▶ [INPUT RECORDS]
◆ ◆ ◆ ◆ ◆ ◆ ◆
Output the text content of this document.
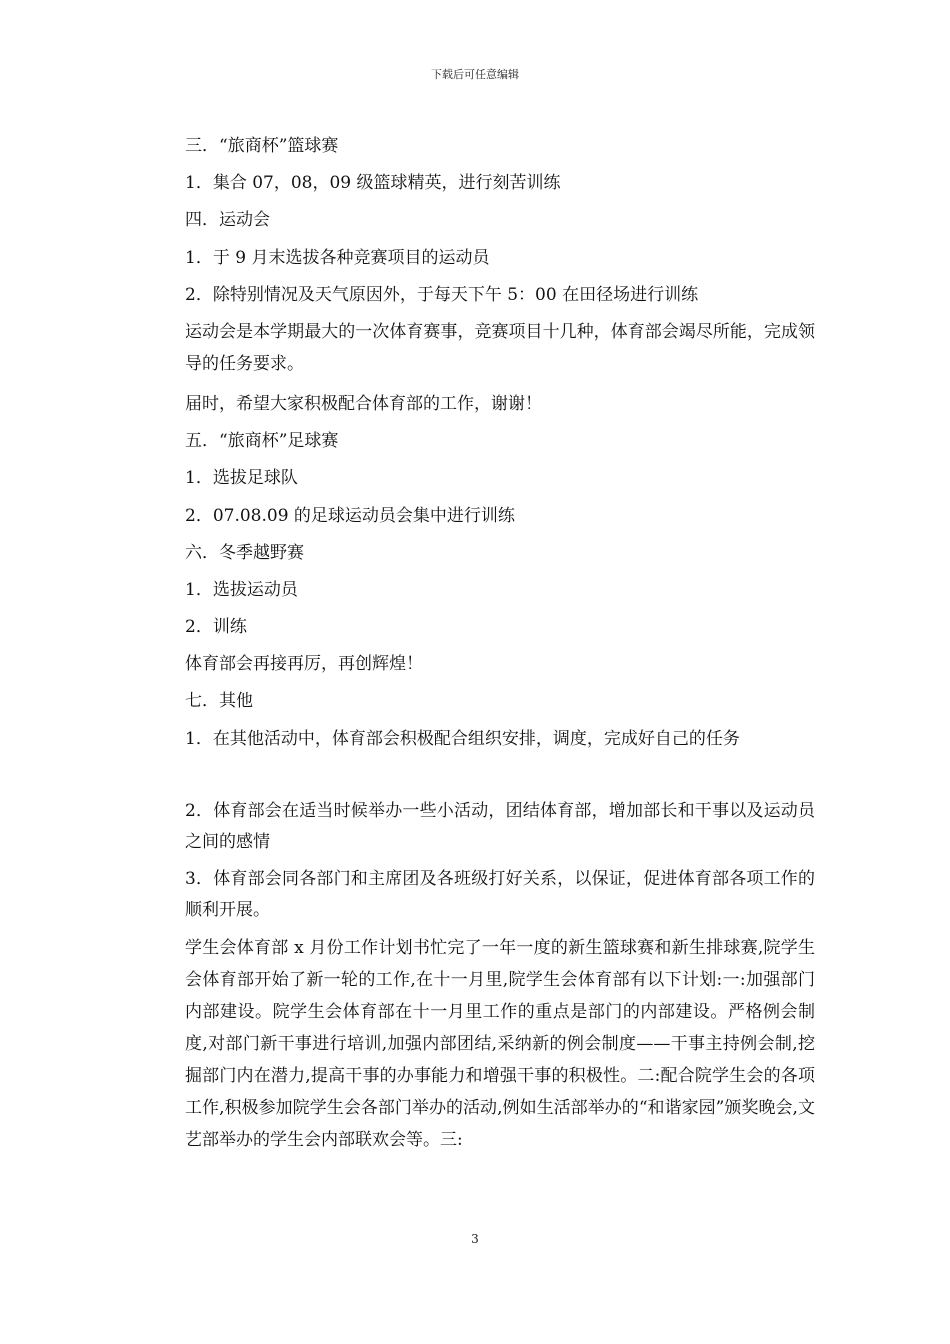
下载后可任意编辑

三．“旅商杯”篮球赛

1．集合 07，08，09 级篮球精英，进行刻苦训练

四．运动会

1．于 9 月末选拔各种竞赛项目的运动员

2．除特别情况及天气原因外，于每天下午 5：00 在田径场进行训练

运动会是本学期最大的一次体育赛事，竞赛项目十几种，体育部会竭尽所能，完成领导的任务要求。

届时，希望大家积极配合体育部的工作，谢谢！

五．“旅商杯”足球赛

1．选拔足球队

2．07.08.09 的足球运动员会集中进行训练

六．冬季越野赛

1．选拔运动员

2．训练

体育部会再接再厉，再创辉煌！

七．其他

1．在其他活动中，体育部会积极配合组织安排，调度，完成好自己的任务

2．体育部会在适当时候举办一些小活动，团结体育部，增加部长和干事以及运动员之间的感情

3．体育部会同各部门和主席团及各班级打好关系，以保证，促进体育部各项工作的顺利开展。

学生会体育部 x 月份工作计划书忙完了一年一度的新生篮球赛和新生排球赛,院学生会体育部开始了新一轮的工作,在十一月里,院学生会体育部有以下计划:一:加强部门内部建设。院学生会体育部在十一月里工作的重点是部门的内部建设。严格例会制度,对部门新干事进行培训,加强内部团结,采纳新的例会制度——干事主持例会制,挖掘部门内在潜力,提高干事的办事能力和增强干事的积极性。二:配合院学生会的各项工作,积极参加院学生会各部门举办的活动,例如生活部举办的“和谐家园”颁奖晚会,文艺部举办的学生会内部联欢会等。三:

3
◆ ◆ ◆ ◆ ◆ ◆ ◆
▶ [DIRECTIONS FOR THIS TASK] Reproduce the full listing faithfully, but do not carry over any pictures.

▶ [OUTPUT OF THE EXERCISE]
Output the text content of this document.
下载后可任意编辑

三．“旅商杯”篮球赛

1．集合 07，08，09 级篮球精英，进行刻苦训练

四．运动会

1．于 9 月末选拔各种竞赛项目的运动员

2．除特别情况及天气原因外，于每天下午 5：00 在田径场进行训练

运动会是本学期最大的一次体育赛事，竞赛项目十几种，体育部会竭尽所能，完成领导的任务要求。

届时，希望大家积极配合体育部的工作，谢谢！

五．“旅商杯”足球赛

1．选拔足球队

2．07.08.09 的足球运动员会集中进行训练

六．冬季越野赛

1．选拔运动员

2．训练

体育部会再接再厉，再创辉煌！

七．其他

1．在其他活动中，体育部会积极配合组织安排，调度，完成好自己的任务

2．体育部会在适当时候举办一些小活动，团结体育部，增加部长和干事以及运动员之间的感情

3．体育部会同各部门和主席团及各班级打好关系，以保证，促进体育部各项工作的顺利开展。

学生会体育部 x 月份工作计划书忙完了一年一度的新生篮球赛和新生排球赛,院学生会体育部开始了新一轮的工作,在十一月里,院学生会体育部有以下计划:一:加强部门内部建设。院学生会体育部在十一月里工作的重点是部门的内部建设。严格例会制度,对部门新干事进行培训,加强内部团结,采纳新的例会制度——干事主持例会制,挖掘部门内在潜力,提高干事的办事能力和增强干事的积极性。二:配合院学生会的各项工作,积极参加院学生会各部门举办的活动,例如生活部举办的“和谐家园”颁奖晚会,文艺部举办的学生会内部联欢会等。三:

3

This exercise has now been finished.